*Page text:*
Nilton de Andrade

Personal information
- Full name: Nilton Teixeira de Andrade
- Date of birth: March 20, 1996 (age 30)
- Place of birth: Fogo, Cape Verde
- Position: Forward

Team information
- Current team: Utica City FC
- Number: 10

College career
- Years: Team / Apps / (Gls)
- 2016–2017: Newbury Nighthawks
- 2019–2021: UMass Boston Beacons / 39 / (32)

Senior career*
- Years: Team / Apps / (Gls)
- 2020–: Brockton FC United
- 2022–: Utica City FC (indoor) / 22 / (12)

International career
- 2024–: United States (futsal) /  / (2)

= Nilton De Andrade =

Cape Verdean-born American soccer and futsal player (born 1996)

Nilton Teixeira de Andrade (born March 20, 1996) is a Cape Verdean-born American soccer and futsal player who plays as a forward for Utica City FC in the Major Arena Soccer League (MASL) and for Brockton FC United in the United Premier Soccer League (UPSL). He played college soccer at Newbury College and the University of Massachusetts Boston, earning United Soccer Coaches First Team All-American honors in 2021. De Andrade also represents the United States in international futsal.

== Early life ==
De Andrade was born on the island of Fogo, Cape Verde, and moved to Boston, Massachusetts, as a teenager.

== College career ==
De Andrade began his collegiate career at Newbury College in 2016. He earned New England Collegiate Conference Rookie of the Year honors and was named to the All-Conference First Team in both seasons.

*Layout coordinate data:*
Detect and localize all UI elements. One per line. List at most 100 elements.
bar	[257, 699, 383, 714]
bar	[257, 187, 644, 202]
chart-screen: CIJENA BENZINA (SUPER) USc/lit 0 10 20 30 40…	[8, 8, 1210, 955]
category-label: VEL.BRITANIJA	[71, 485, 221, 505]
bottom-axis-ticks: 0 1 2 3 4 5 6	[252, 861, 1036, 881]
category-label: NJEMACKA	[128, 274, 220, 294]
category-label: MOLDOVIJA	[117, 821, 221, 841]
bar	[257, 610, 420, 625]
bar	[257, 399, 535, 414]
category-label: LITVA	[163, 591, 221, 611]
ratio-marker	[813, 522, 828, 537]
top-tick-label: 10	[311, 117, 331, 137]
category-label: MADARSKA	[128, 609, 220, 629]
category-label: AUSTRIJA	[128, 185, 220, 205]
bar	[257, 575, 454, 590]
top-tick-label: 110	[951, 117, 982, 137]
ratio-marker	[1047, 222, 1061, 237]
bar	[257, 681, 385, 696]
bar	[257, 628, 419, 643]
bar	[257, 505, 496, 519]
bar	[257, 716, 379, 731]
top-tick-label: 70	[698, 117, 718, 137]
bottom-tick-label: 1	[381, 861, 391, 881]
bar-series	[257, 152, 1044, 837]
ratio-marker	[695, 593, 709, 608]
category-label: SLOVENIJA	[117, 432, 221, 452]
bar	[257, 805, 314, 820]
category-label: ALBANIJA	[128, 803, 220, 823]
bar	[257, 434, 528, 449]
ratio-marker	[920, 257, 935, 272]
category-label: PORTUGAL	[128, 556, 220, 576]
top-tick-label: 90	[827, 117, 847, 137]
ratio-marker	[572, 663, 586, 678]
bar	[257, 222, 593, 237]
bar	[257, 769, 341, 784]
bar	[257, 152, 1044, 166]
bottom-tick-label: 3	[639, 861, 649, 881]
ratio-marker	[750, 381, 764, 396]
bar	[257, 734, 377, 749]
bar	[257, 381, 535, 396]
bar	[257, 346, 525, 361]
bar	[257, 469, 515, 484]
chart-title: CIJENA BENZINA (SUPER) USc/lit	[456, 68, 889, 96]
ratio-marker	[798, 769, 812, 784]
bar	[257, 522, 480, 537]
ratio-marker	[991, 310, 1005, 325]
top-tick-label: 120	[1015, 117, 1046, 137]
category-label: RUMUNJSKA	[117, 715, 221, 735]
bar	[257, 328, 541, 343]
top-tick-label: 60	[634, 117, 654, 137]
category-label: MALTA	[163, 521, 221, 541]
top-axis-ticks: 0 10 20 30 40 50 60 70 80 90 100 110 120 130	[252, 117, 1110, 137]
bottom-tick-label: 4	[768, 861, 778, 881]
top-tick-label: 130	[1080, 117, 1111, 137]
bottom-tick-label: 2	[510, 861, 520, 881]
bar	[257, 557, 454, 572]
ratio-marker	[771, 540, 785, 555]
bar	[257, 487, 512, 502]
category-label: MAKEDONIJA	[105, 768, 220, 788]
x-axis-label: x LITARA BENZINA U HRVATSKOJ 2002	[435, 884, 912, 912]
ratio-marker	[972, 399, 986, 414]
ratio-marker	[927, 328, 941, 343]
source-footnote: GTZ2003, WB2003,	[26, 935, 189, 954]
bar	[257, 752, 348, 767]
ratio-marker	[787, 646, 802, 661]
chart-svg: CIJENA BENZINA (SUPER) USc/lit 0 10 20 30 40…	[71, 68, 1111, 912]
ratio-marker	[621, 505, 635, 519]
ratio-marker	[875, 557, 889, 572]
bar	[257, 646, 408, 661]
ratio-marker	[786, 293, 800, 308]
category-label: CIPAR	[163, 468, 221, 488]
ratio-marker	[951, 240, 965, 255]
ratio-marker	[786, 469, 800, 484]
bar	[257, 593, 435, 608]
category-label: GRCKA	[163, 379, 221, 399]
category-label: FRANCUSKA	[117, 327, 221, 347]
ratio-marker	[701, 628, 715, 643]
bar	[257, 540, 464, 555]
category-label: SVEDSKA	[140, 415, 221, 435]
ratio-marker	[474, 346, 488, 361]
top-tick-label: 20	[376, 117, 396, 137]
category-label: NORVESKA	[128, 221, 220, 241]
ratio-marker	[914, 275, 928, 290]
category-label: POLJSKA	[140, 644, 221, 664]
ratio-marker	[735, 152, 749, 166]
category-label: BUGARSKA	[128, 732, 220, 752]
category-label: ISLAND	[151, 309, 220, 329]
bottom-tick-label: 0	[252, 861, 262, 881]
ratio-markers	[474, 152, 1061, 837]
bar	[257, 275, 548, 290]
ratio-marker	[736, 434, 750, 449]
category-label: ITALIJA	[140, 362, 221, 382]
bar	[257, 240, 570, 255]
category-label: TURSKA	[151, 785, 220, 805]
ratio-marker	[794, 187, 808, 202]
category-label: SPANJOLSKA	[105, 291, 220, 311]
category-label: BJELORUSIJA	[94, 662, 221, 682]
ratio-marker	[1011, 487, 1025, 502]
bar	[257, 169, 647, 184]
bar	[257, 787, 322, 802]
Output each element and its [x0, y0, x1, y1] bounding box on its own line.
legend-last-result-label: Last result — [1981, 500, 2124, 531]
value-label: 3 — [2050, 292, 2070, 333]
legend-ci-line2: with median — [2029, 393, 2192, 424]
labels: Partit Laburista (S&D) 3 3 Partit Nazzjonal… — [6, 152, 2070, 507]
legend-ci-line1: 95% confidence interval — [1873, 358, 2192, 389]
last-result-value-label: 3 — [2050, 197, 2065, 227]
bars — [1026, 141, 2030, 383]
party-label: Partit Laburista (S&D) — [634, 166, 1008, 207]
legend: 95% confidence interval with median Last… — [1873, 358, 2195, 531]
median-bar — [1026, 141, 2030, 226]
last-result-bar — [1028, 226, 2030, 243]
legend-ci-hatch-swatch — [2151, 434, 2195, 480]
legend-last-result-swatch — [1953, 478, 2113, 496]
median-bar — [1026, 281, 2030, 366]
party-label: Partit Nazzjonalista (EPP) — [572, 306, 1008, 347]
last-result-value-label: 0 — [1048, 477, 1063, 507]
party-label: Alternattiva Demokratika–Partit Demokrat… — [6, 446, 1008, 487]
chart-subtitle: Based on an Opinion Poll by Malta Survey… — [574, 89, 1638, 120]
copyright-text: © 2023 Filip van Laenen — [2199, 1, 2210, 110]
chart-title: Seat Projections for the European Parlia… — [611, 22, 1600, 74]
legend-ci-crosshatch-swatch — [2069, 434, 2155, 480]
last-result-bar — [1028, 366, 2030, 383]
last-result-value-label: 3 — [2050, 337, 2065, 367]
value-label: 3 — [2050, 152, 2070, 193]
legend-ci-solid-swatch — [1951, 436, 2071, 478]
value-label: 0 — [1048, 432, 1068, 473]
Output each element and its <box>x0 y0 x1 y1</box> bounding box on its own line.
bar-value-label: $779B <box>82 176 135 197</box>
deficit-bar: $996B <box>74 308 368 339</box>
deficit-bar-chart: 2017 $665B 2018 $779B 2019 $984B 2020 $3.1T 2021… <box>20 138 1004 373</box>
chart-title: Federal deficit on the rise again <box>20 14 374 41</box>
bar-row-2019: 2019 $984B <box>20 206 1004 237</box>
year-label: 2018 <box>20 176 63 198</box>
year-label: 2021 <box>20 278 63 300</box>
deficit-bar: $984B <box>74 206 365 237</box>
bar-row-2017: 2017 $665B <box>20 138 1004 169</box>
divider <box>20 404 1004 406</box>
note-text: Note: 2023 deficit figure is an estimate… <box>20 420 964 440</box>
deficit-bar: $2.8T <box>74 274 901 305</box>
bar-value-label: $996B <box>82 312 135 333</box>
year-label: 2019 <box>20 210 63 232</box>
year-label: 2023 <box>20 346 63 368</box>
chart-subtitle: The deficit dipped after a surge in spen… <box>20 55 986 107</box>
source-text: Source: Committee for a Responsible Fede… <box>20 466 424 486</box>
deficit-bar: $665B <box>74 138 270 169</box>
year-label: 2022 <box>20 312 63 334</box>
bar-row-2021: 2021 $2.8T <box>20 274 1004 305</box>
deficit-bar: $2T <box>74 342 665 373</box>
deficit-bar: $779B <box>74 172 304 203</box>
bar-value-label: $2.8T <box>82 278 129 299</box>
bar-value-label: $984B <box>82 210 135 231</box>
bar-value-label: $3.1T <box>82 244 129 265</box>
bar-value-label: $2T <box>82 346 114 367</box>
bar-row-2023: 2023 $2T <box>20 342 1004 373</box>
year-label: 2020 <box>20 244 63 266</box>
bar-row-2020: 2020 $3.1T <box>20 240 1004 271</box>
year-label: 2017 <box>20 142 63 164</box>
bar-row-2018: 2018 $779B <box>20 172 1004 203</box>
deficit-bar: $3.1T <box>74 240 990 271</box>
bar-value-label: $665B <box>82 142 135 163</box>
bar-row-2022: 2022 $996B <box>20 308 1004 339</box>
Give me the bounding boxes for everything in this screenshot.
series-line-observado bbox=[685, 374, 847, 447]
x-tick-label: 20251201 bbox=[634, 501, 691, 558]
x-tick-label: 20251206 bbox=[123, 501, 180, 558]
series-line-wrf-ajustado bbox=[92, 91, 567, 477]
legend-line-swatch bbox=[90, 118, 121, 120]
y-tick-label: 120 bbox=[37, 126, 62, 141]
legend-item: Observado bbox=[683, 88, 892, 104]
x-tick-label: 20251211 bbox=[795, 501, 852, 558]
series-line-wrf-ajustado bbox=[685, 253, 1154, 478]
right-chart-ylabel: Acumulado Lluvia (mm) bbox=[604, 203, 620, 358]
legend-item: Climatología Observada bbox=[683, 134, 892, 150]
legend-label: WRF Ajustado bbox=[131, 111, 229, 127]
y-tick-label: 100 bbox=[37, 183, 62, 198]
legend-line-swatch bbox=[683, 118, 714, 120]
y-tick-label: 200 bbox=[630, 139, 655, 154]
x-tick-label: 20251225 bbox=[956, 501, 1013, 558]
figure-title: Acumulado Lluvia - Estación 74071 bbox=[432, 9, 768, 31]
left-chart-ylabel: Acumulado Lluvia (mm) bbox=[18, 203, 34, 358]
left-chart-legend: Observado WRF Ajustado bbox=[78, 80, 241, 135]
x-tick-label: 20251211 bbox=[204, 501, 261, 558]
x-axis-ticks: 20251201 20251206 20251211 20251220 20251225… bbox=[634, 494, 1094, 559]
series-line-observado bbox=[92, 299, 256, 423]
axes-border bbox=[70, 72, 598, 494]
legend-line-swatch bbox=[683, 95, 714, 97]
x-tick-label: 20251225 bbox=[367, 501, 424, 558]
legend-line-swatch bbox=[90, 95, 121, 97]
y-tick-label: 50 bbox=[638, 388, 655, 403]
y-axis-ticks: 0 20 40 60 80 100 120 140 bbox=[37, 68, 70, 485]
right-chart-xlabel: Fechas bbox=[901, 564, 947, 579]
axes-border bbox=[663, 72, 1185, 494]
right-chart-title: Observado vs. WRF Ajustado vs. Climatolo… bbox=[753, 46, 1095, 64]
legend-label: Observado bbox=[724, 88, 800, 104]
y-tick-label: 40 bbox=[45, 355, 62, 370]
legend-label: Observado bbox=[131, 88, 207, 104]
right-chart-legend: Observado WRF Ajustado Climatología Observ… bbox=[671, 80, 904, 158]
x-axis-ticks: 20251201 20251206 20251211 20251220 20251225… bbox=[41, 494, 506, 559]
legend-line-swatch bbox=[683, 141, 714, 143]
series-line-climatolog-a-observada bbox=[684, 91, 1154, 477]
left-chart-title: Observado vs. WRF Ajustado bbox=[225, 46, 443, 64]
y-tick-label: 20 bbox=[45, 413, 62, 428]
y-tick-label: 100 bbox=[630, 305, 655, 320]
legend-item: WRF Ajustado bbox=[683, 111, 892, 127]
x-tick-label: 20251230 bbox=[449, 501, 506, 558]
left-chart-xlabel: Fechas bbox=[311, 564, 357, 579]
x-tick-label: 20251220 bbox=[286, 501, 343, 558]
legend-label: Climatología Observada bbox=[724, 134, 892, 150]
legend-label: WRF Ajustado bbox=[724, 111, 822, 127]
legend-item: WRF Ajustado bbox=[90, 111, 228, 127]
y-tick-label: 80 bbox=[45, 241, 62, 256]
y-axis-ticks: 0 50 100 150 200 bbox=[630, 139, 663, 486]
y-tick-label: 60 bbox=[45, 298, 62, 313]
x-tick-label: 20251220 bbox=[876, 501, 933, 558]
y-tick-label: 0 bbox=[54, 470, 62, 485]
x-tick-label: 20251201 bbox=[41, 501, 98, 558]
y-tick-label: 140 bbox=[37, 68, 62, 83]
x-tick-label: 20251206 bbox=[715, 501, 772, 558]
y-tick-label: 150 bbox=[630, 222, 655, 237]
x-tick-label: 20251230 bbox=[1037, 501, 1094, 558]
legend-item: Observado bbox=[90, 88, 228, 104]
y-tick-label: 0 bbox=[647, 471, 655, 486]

*Task set:*
1/ Print the passage of the Nilton de Andrade biography from "Personal information" up to and including "Beacons / 39 / (32)".
2/ Output the listing verbatim from its first line up to and including the line containing "591, 221, 611]".
The listing bears no relation to the biographical text.

*Exercise results:*
1/
Personal information
- Full name: Nilton Teixeira de Andrade
- Date of birth: March 20, 1996 (age 30)
- Place of birth: Fogo, Cape Verde
- Position: Forward

Team information
- Current team: Utica City FC
- Number: 10

College career
- Years: Team / Apps / (Gls)
- 2016–2017: Newbury Nighthawks
- 2019–2021: UMass Boston Beacons / 39 / (32)

2/
Detect and localize all UI elements. One per line. List at most 100 elements.
bar	[257, 699, 383, 714]
bar	[257, 187, 644, 202]
chart-screen: CIJENA BENZINA (SUPER) USc/lit 0 10 20 30 40…	[8, 8, 1210, 955]
category-label: VEL.BRITANIJA	[71, 485, 221, 505]
bottom-axis-ticks: 0 1 2 3 4 5 6	[252, 861, 1036, 881]
category-label: NJEMACKA	[128, 274, 220, 294]
category-label: MOLDOVIJA	[117, 821, 221, 841]
bar	[257, 610, 420, 625]
bar	[257, 399, 535, 414]
category-label: LITVA	[163, 591, 221, 611]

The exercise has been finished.